> [What the task asks]: Please write out the lines below word for word, from the line containing "axes [202, 10, 883, 588]" through the line containing "legend: NONLINEAR LINE", both of those lines included.

> [Data rows]:

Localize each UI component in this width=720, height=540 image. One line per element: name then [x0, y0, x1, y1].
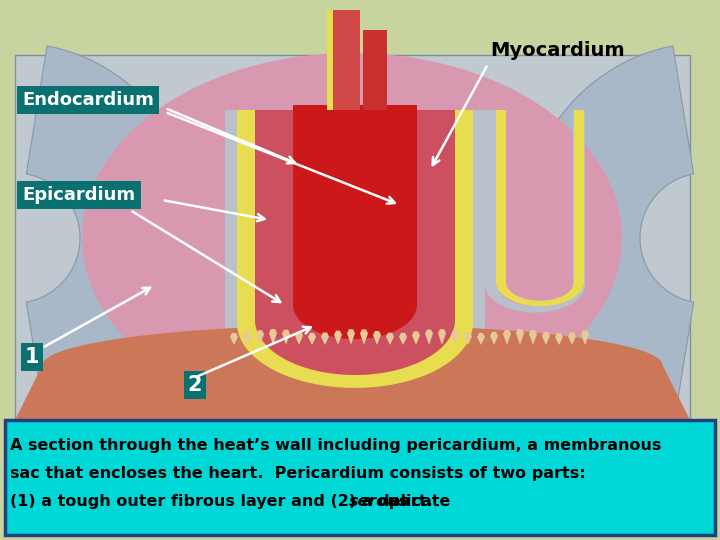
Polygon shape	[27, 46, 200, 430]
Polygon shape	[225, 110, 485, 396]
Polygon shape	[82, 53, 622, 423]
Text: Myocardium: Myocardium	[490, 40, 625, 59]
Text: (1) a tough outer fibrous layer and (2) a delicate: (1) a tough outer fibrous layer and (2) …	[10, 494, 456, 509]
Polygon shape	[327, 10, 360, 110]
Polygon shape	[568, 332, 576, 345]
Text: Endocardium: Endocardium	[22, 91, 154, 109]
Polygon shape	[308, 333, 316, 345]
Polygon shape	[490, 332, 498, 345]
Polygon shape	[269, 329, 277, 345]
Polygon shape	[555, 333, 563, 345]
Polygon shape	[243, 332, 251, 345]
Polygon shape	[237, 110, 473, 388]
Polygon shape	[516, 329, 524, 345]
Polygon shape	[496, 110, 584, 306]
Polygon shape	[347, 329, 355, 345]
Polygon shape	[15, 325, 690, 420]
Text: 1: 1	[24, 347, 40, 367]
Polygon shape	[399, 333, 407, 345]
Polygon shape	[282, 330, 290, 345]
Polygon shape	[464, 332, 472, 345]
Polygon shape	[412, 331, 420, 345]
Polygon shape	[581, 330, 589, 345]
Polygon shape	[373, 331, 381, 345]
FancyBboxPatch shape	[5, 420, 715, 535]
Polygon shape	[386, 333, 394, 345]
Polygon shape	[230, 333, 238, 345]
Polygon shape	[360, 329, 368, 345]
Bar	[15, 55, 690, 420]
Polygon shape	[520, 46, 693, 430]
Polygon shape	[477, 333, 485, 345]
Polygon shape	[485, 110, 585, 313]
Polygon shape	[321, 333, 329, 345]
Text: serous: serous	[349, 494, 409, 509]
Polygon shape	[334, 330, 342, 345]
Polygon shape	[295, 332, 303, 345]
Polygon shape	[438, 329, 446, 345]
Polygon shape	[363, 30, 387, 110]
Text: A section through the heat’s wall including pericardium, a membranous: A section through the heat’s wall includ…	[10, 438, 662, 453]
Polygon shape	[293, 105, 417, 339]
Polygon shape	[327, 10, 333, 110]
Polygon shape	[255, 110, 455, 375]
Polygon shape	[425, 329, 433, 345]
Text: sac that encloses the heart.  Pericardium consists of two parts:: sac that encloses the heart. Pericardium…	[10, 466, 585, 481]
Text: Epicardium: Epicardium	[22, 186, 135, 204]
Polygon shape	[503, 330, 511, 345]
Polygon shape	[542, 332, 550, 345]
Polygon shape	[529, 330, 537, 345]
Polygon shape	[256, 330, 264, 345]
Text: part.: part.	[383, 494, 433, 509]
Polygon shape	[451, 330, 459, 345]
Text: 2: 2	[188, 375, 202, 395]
* * *
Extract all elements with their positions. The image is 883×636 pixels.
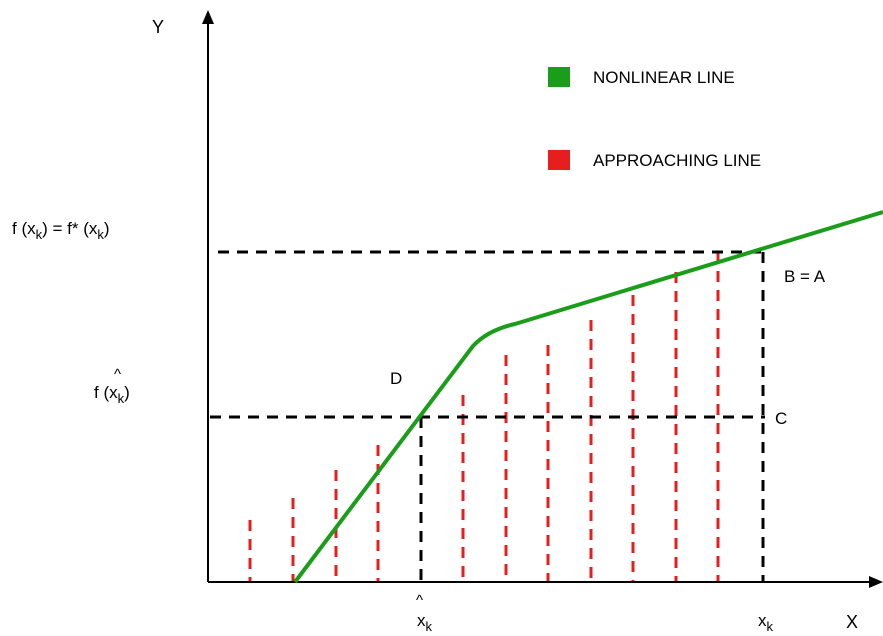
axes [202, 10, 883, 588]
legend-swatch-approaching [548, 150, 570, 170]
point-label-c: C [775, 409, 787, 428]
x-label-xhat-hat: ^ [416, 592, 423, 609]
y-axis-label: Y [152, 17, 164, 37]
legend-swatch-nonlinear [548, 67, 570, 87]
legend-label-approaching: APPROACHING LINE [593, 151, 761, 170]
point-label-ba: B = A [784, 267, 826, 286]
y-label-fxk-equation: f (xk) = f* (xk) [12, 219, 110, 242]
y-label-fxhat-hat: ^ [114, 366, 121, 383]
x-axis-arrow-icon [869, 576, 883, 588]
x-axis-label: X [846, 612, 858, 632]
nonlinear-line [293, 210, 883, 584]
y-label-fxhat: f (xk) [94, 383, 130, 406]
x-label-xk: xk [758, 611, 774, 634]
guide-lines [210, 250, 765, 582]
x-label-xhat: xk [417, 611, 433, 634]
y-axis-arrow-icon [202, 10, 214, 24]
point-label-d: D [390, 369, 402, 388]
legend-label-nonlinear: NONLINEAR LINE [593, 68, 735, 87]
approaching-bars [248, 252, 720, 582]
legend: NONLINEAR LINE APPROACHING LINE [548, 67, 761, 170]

> [Task response]:
axes [202, 10, 883, 588]
legend-swatch-approaching [548, 150, 570, 170]
point-label-c: C [775, 409, 787, 428]
x-label-xhat-hat: ^ [416, 592, 423, 609]
y-axis-label: Y [152, 17, 164, 37]
legend-swatch-nonlinear [548, 67, 570, 87]
legend-label-approaching: APPROACHING LINE [593, 151, 761, 170]
point-label-ba: B = A [784, 267, 826, 286]
y-label-fxk-equation: f (xk) = f* (xk) [12, 219, 110, 242]
y-label-fxhat-hat: ^ [114, 366, 121, 383]
x-axis-arrow-icon [869, 576, 883, 588]
x-axis-label: X [846, 612, 858, 632]
nonlinear-line [293, 210, 883, 584]
y-label-fxhat: f (xk) [94, 383, 130, 406]
x-label-xk: xk [758, 611, 774, 634]
guide-lines [210, 250, 765, 582]
x-label-xhat: xk [417, 611, 433, 634]
y-axis-arrow-icon [202, 10, 214, 24]
point-label-d: D [390, 369, 402, 388]
legend-label-nonlinear: NONLINEAR LINE [593, 68, 735, 87]
approaching-bars [248, 252, 720, 582]
legend: NONLINEAR LINE APPROACHING LINE [548, 67, 761, 170]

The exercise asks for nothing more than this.